Stored records
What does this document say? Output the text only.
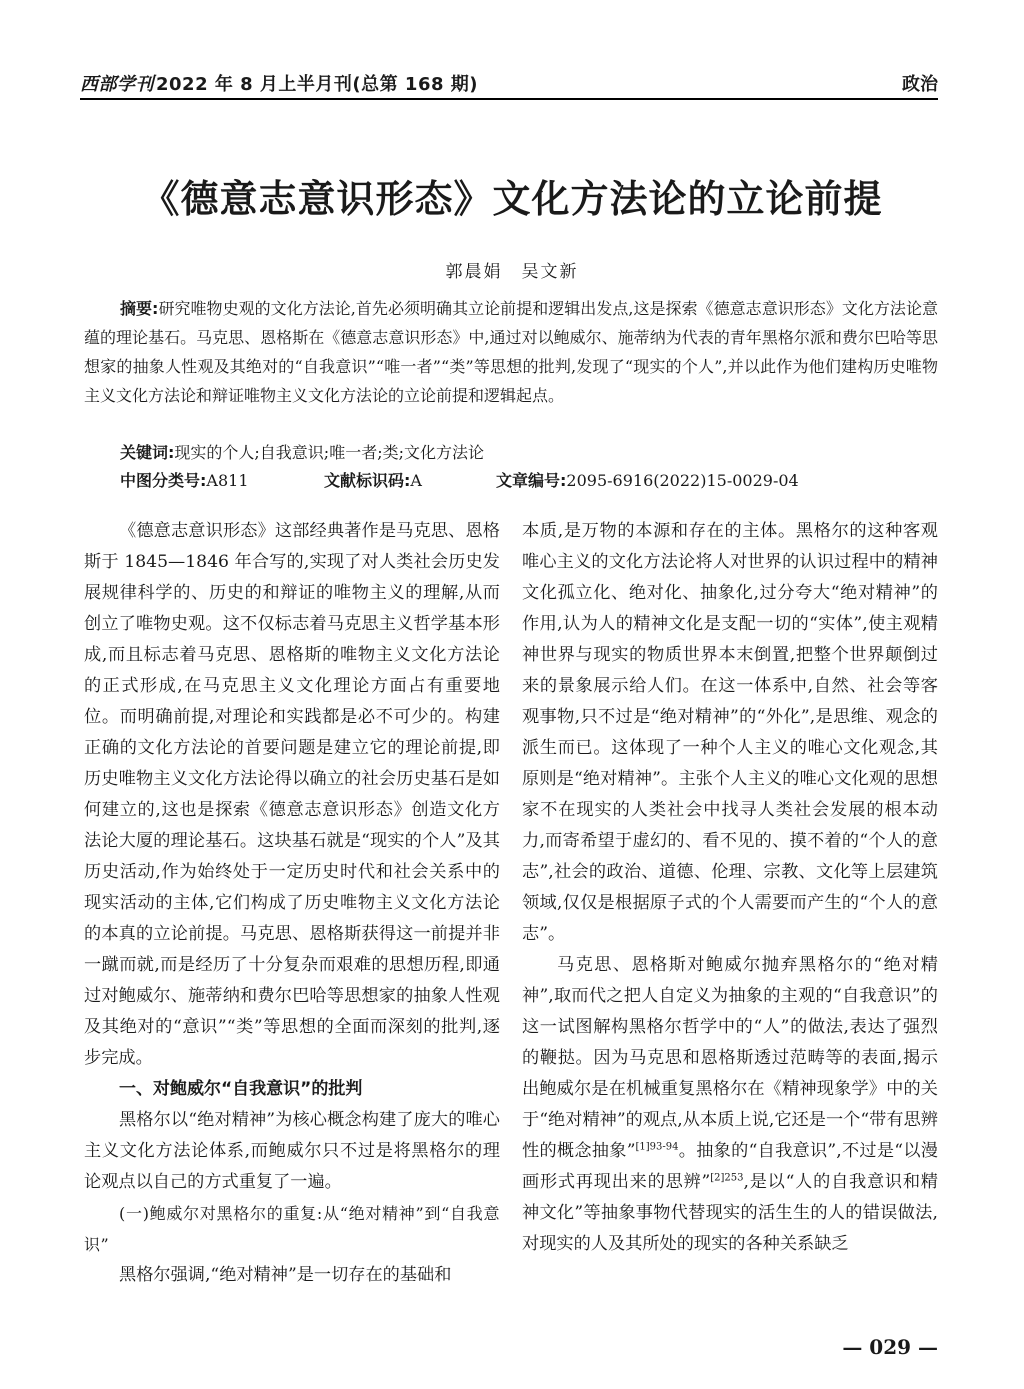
西部学刊 2022 年 8 月上半月刊(总第 168 期)	政治
《德意志意识形态》文化方法论的立论前提
郭晨娟　吴文新
摘要:研究唯物史观的文化方法论,首先必须明确其立论前提和逻辑出发点,这是探索《德意志意识形态》文化方法论意蕴的理论基石。马克思、恩格斯在《德意志意识形态》中,通过对以鲍威尔、施蒂纳为代表的青年黑格尔派和费尔巴哈等思想家的抽象人性观及其绝对的“自我意识”“唯一者”“类”等思想的批判,发现了“现实的个人”,并以此作为他们建构历史唯物主义文化方法论和辩证唯物主义文化方法论的立论前提和逻辑起点。
关键词:现实的个人;自我意识;唯一者;类;文化方法论
中图分类号:A811	文献标识码:A	文章编号:2095-6916(2022)15-0029-04

《德意志意识形态》这部经典著作是马克思、恩格斯于 1845—1846 年合写的,实现了对人类社会历史发展规律科学的、历史的和辩证的唯物主义的理解,从而创立了唯物史观。这不仅标志着马克思主义哲学基本形成,而且标志着马克思、恩格斯的唯物主义文化方法论的正式形成,在马克思主义文化理论方面占有重要地位。而明确前提,对理论和实践都是必不可少的。构建正确的文化方法论的首要问题是建立它的理论前提,即历史唯物主义文化方法论得以确立的社会历史基石是如何建立的,这也是探索《德意志意识形态》创造文化方法论大厦的理论基石。这块基石就是“现实的个人”及其历史活动,作为始终处于一定历史时代和社会关系中的现实活动的主体,它们构成了历史唯物主义文化方法论的本真的立论前提。马克思、恩格斯获得这一前提并非一蹴而就,而是经历了十分复杂而艰难的思想历程,即通过对鲍威尔、施蒂纳和费尔巴哈等思想家的抽象人性观及其绝对的“意识”“类”等思想的全面而深刻的批判,逐步完成。

一、对鲍威尔“自我意识”的批判

黑格尔以“绝对精神”为核心概念构建了庞大的唯心主义文化方法论体系,而鲍威尔只不过是将黑格尔的理论观点以自己的方式重复了一遍。

(一)鲍威尔对黑格尔的重复:从“绝对精神”到“自我意识”

黑格尔强调,“绝对精神”是一切存在的基础和

本质,是万物的本源和存在的主体。黑格尔的这种客观唯心主义的文化方法论将人对世界的认识过程中的精神文化孤立化、绝对化、抽象化,过分夸大“绝对精神”的作用,认为人的精神文化是支配一切的“实体”,使主观精神世界与现实的物质世界本末倒置,把整个世界颠倒过来的景象展示给人们。在这一体系中,自然、社会等客观事物,只不过是“绝对精神”的“外化”,是思维、观念的派生而已。这体现了一种个人主义的唯心文化观念,其原则是“绝对精神”。主张个人主义的唯心文化观的思想家不在现实的人类社会中找寻人类社会发展的根本动力,而寄希望于虚幻的、看不见的、摸不着的“个人的意志”,社会的政治、道德、伦理、宗教、文化等上层建筑领域,仅仅是根据原子式的个人需要而产生的“个人的意志”。

马克思、恩格斯对鲍威尔抛弃黑格尔的“绝对精神”,取而代之把人自定义为抽象的主观的“自我意识”的这一试图解构黑格尔哲学中的“人”的做法,表达了强烈的鞭挞。因为马克思和恩格斯透过范畴等的表面,揭示出鲍威尔是在机械重复黑格尔在《精神现象学》中的关于“绝对精神”的观点,从本质上说,它还是一个“带有思辨性的概念抽象”$^{[1]93-94}$。抽象的“自我意识”,不过是“以漫画形式再现出来的思辨”$^{[2]253}$,是以“人的自我意识和精神文化”等抽象事物代替现实的活生生的人的错误做法,对现实的人及其所处的现实的各种关系缺乏

— 029 —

→ **REQUEST**
Among the lines of the data, identify those with the word "德意志意识形态". Copy each of them.

→ **OUTPUT OF THE EXERCISE**
《德意志意识形态》文化方法论的立论前提
摘要:研究唯物史观的文化方法论,首先必须明确其立论前提和逻辑出发点,这是探索《德意志意识形态》文化方法论意蕴的理论基石。马克思、恩格斯在《德意志意识形态》中,通过对以鲍威尔、施蒂纳为代表的青年黑格尔派和费尔巴哈等思想家的抽象人性观及其绝对的“自我意识”“唯一者”“类”等思想的批判,发现了“现实的个人”,并以此作为他们建构历史唯物主义文化方法论和辩证唯物主义文化方法论的立论前提和逻辑起点。
《德意志意识形态》这部经典著作是马克思、恩格斯于 1845—1846 年合写的,实现了对人类社会历史发展规律科学的、历史的和辩证的唯物主义的理解,从而创立了唯物史观。这不仅标志着马克思主义哲学基本形成,而且标志着马克思、恩格斯的唯物主义文化方法论的正式形成,在马克思主义文化理论方面占有重要地位。而明确前提,对理论和实践都是必不可少的。构建正确的文化方法论的首要问题是建立它的理论前提,即历史唯物主义文化方法论得以确立的社会历史基石是如何建立的,这也是探索《德意志意识形态》创造文化方法论大厦的理论基石。这块基石就是“现实的个人”及其历史活动,作为始终处于一定历史时代和社会关系中的现实活动的主体,它们构成了历史唯物主义文化方法论的本真的立论前提。马克思、恩格斯获得这一前提并非一蹴而就,而是经历了十分复杂而艰难的思想历程,即通过对鲍威尔、施蒂纳和费尔巴哈等思想家的抽象人性观及其绝对的“意识”“类”等思想的全面而深刻的批判,逐步完成。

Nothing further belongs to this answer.